*Required task:* Determine the number of lines in these entries that hold the word "compas". Give the number and nothing more.

(Saved data entries)
▬▬▬▬▬▬

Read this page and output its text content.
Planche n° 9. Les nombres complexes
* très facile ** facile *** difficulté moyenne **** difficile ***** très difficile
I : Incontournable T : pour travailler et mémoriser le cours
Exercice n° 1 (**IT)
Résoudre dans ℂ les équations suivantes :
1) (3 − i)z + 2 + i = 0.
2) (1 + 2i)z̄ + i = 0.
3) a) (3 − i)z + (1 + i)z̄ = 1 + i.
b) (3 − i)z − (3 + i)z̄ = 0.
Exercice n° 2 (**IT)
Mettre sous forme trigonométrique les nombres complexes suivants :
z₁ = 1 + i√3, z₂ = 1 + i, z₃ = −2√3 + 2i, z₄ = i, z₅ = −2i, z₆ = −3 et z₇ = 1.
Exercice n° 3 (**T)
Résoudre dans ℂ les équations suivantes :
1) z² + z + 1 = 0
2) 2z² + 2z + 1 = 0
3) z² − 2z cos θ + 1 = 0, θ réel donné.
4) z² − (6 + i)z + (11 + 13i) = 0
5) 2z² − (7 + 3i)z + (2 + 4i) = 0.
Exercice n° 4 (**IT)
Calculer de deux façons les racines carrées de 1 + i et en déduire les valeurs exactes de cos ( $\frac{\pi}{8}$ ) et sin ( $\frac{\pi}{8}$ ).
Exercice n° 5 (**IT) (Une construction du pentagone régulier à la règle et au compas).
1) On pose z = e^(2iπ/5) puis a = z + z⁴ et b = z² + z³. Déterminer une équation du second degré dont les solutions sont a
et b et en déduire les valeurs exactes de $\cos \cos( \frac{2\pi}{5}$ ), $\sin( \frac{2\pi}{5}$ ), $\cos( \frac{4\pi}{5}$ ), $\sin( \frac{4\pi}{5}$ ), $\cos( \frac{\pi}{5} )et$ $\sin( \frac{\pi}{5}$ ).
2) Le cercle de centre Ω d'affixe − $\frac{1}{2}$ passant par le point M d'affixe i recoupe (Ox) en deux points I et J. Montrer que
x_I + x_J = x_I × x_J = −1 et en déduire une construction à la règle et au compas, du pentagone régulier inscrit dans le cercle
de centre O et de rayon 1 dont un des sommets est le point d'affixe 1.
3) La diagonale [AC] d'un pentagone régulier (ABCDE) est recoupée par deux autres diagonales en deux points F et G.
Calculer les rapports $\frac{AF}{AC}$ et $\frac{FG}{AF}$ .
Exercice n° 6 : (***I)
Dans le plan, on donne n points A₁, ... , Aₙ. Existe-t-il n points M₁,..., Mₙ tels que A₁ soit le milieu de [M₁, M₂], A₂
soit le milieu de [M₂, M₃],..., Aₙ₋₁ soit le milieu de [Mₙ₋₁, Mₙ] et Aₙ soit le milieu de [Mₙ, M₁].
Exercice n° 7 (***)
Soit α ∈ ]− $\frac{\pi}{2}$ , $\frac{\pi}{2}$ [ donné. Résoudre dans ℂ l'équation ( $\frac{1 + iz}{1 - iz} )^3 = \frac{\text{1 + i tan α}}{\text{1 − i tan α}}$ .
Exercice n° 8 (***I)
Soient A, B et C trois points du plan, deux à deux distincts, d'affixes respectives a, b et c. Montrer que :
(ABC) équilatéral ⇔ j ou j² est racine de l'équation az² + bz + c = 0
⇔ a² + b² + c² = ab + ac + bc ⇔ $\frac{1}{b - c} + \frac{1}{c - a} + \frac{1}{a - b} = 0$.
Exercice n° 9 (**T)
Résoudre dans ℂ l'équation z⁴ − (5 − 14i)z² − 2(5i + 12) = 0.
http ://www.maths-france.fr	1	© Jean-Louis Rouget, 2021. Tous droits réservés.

▬▬▬▬▬▬

*Answer below:* 2